● PROBLEM DESCRIPTION: Write out exactly the lines from the one containing "Parse this chart: output" through the last line of the records below, including both.

========================

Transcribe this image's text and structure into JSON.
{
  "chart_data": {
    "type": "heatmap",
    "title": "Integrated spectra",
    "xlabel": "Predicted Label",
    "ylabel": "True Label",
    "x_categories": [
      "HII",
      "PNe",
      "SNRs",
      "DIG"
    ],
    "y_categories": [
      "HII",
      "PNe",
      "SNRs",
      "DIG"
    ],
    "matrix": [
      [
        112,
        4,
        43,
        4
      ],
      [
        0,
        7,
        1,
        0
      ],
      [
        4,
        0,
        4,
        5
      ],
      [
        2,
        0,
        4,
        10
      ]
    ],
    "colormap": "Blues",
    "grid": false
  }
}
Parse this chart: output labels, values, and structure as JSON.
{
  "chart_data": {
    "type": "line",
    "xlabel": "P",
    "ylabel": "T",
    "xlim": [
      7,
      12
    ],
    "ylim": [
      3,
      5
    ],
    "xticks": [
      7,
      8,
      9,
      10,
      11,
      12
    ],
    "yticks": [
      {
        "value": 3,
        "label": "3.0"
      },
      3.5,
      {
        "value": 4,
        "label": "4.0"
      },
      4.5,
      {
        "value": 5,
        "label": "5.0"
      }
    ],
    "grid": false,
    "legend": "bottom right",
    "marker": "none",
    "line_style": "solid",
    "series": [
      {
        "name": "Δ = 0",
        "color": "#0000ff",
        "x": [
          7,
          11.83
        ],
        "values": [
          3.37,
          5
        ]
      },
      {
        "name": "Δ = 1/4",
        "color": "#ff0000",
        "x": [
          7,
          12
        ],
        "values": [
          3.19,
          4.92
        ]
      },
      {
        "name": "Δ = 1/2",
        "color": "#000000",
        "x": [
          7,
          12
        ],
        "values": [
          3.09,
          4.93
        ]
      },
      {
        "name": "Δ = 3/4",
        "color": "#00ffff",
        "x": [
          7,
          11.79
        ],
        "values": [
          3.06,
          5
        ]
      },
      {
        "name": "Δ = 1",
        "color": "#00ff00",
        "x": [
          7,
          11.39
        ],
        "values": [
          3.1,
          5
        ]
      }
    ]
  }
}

========================

● THE RESULT:
Parse this chart: output labels, values, and structure as JSON.
{
  "chart_data": {
    "type": "line",
    "xlabel": "P",
    "ylabel": "T",
    "xlim": [
      7,
      12
    ],
    "ylim": [
      3,
      5
    ],
    "xticks": [
      7,
      8,
      9,
      10,
      11,
      12
    ],
    "yticks": [
      {
        "value": 3,
        "label": "3.0"
      },
      3.5,
      {
        "value": 4,
        "label": "4.0"
      },
      4.5,
      {
        "value": 5,
        "label": "5.0"
      }
    ],
    "grid": false,
    "legend": "bottom right",
    "marker": "none",
    "line_style": "solid",
    "series": [
      {
        "name": "Δ = 0",
        "color": "#0000ff",
        "x": [
          7,
          11.83
        ],
        "values": [
          3.37,
          5
        ]
      },
      {
        "name": "Δ = 1/4",
        "color": "#ff0000",
        "x": [
          7,
          12
        ],
        "values": [
          3.19,
          4.92
        ]
      },
      {
        "name": "Δ = 1/2",
        "color": "#000000",
        "x": [
          7,
          12
        ],
        "values": [
          3.09,
          4.93
        ]
      },
      {
        "name": "Δ = 3/4",
        "color": "#00ffff",
        "x": [
          7,
          11.79
        ],
        "values": [
          3.06,
          5
        ]
      },
      {
        "name": "Δ = 1",
        "color": "#00ff00",
        "x": [
          7,
          11.39
        ],
        "values": [
          3.1,
          5
        ]
      }
    ]
  }
}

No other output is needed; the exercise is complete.